[Records from a dataset]
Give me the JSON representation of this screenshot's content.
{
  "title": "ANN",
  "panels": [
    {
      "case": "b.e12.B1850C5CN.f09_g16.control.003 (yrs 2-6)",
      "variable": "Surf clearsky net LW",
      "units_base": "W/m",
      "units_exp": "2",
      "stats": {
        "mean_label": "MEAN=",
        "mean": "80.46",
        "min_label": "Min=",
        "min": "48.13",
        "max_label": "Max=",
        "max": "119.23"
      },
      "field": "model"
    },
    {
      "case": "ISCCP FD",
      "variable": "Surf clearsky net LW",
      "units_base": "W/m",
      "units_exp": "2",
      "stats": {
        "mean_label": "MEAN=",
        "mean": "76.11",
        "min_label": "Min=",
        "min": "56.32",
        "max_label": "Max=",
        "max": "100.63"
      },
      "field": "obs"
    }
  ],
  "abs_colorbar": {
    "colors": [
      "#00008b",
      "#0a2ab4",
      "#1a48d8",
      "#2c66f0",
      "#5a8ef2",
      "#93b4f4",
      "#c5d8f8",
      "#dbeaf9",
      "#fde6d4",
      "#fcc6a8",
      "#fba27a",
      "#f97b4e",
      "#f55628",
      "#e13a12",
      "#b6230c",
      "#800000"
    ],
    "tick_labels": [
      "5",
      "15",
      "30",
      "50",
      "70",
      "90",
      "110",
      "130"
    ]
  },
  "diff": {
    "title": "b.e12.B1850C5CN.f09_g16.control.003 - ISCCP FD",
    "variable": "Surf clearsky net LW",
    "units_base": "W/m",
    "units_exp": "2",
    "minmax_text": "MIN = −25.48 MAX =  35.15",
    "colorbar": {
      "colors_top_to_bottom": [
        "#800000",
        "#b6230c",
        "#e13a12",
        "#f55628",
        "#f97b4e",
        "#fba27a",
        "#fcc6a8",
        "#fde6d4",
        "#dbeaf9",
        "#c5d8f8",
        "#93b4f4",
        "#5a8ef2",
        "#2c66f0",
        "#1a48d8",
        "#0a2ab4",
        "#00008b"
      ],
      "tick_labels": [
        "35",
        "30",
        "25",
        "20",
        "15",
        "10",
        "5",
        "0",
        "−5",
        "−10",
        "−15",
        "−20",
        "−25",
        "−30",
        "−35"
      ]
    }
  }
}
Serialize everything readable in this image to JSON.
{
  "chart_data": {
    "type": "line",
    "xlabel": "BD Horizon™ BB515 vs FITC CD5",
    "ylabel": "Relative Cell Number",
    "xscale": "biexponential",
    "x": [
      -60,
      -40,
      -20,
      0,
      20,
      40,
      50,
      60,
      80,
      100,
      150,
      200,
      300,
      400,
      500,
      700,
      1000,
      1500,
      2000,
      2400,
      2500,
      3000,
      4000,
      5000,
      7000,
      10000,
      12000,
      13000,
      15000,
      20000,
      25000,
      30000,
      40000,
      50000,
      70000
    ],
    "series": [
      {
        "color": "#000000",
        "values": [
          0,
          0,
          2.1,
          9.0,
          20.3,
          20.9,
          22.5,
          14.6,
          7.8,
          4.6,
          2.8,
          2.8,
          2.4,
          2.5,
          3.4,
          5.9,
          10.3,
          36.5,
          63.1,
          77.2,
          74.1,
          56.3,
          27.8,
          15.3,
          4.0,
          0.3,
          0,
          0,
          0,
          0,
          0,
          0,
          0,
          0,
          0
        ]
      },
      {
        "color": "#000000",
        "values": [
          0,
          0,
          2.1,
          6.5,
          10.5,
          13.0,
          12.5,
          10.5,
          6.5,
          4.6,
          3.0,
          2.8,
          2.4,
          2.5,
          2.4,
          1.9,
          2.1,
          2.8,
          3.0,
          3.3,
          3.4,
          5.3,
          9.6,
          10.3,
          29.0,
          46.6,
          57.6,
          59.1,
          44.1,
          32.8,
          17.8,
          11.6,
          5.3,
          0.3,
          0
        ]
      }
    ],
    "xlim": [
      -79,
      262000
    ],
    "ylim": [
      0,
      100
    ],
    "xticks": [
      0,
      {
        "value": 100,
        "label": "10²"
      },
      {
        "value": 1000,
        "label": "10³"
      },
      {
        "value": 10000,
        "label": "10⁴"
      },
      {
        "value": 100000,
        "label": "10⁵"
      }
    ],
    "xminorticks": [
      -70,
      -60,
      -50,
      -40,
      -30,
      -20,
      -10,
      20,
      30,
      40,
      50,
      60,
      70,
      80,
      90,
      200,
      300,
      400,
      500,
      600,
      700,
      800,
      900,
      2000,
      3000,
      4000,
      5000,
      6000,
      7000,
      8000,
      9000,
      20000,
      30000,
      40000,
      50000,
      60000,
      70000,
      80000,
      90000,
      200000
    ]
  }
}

--- Work required ---
Quote every record above exactly.

--- Exercise solution ---
Give me the JSON representation of this screenshot's content.
{
  "title": "ANN",
  "panels": [
    {
      "case": "b.e12.B1850C5CN.f09_g16.control.003 (yrs 2-6)",
      "variable": "Surf clearsky net LW",
      "units_base": "W/m",
      "units_exp": "2",
      "stats": {
        "mean_label": "MEAN=",
        "mean": "80.46",
        "min_label": "Min=",
        "min": "48.13",
        "max_label": "Max=",
        "max": "119.23"
      },
      "field": "model"
    },
    {
      "case": "ISCCP FD",
      "variable": "Surf clearsky net LW",
      "units_base": "W/m",
      "units_exp": "2",
      "stats": {
        "mean_label": "MEAN=",
        "mean": "76.11",
        "min_label": "Min=",
        "min": "56.32",
        "max_label": "Max=",
        "max": "100.63"
      },
      "field": "obs"
    }
  ],
  "abs_colorbar": {
    "colors": [
      "#00008b",
      "#0a2ab4",
      "#1a48d8",
      "#2c66f0",
      "#5a8ef2",
      "#93b4f4",
      "#c5d8f8",
      "#dbeaf9",
      "#fde6d4",
      "#fcc6a8",
      "#fba27a",
      "#f97b4e",
      "#f55628",
      "#e13a12",
      "#b6230c",
      "#800000"
    ],
    "tick_labels": [
      "5",
      "15",
      "30",
      "50",
      "70",
      "90",
      "110",
      "130"
    ]
  },
  "diff": {
    "title": "b.e12.B1850C5CN.f09_g16.control.003 - ISCCP FD",
    "variable": "Surf clearsky net LW",
    "units_base": "W/m",
    "units_exp": "2",
    "minmax_text": "MIN = −25.48 MAX =  35.15",
    "colorbar": {
      "colors_top_to_bottom": [
        "#800000",
        "#b6230c",
        "#e13a12",
        "#f55628",
        "#f97b4e",
        "#fba27a",
        "#fcc6a8",
        "#fde6d4",
        "#dbeaf9",
        "#c5d8f8",
        "#93b4f4",
        "#5a8ef2",
        "#2c66f0",
        "#1a48d8",
        "#0a2ab4",
        "#00008b"
      ],
      "tick_labels": [
        "35",
        "30",
        "25",
        "20",
        "15",
        "10",
        "5",
        "0",
        "−5",
        "−10",
        "−15",
        "−20",
        "−25",
        "−30",
        "−35"
      ]
    }
  }
}
Serialize everything readable in this image to JSON.
{
  "chart_data": {
    "type": "line",
    "xlabel": "BD Horizon™ BB515 vs FITC CD5",
    "ylabel": "Relative Cell Number",
    "xscale": "biexponential",
    "x": [
      -60,
      -40,
      -20,
      0,
      20,
      40,
      50,
      60,
      80,
      100,
      150,
      200,
      300,
      400,
      500,
      700,
      1000,
      1500,
      2000,
      2400,
      2500,
      3000,
      4000,
      5000,
      7000,
      10000,
      12000,
      13000,
      15000,
      20000,
      25000,
      30000,
      40000,
      50000,
      70000
    ],
    "series": [
      {
        "color": "#000000",
        "values": [
          0,
          0,
          2.1,
          9.0,
          20.3,
          20.9,
          22.5,
          14.6,
          7.8,
          4.6,
          2.8,
          2.8,
          2.4,
          2.5,
          3.4,
          5.9,
          10.3,
          36.5,
          63.1,
          77.2,
          74.1,
          56.3,
          27.8,
          15.3,
          4.0,
          0.3,
          0,
          0,
          0,
          0,
          0,
          0,
          0,
          0,
          0
        ]
      },
      {
        "color": "#000000",
        "values": [
          0,
          0,
          2.1,
          6.5,
          10.5,
          13.0,
          12.5,
          10.5,
          6.5,
          4.6,
          3.0,
          2.8,
          2.4,
          2.5,
          2.4,
          1.9,
          2.1,
          2.8,
          3.0,
          3.3,
          3.4,
          5.3,
          9.6,
          10.3,
          29.0,
          46.6,
          57.6,
          59.1,
          44.1,
          32.8,
          17.8,
          11.6,
          5.3,
          0.3,
          0
        ]
      }
    ],
    "xlim": [
      -79,
      262000
    ],
    "ylim": [
      0,
      100
    ],
    "xticks": [
      0,
      {
        "value": 100,
        "label": "10²"
      },
      {
        "value": 1000,
        "label": "10³"
      },
      {
        "value": 10000,
        "label": "10⁴"
      },
      {
        "value": 100000,
        "label": "10⁵"
      }
    ],
    "xminorticks": [
      -70,
      -60,
      -50,
      -40,
      -30,
      -20,
      -10,
      20,
      30,
      40,
      50,
      60,
      70,
      80,
      90,
      200,
      300,
      400,
      500,
      600,
      700,
      800,
      900,
      2000,
      3000,
      4000,
      5000,
      6000,
      7000,
      8000,
      9000,
      20000,
      30000,
      40000,
      50000,
      60000,
      70000,
      80000,
      90000,
      200000
    ]
  }
}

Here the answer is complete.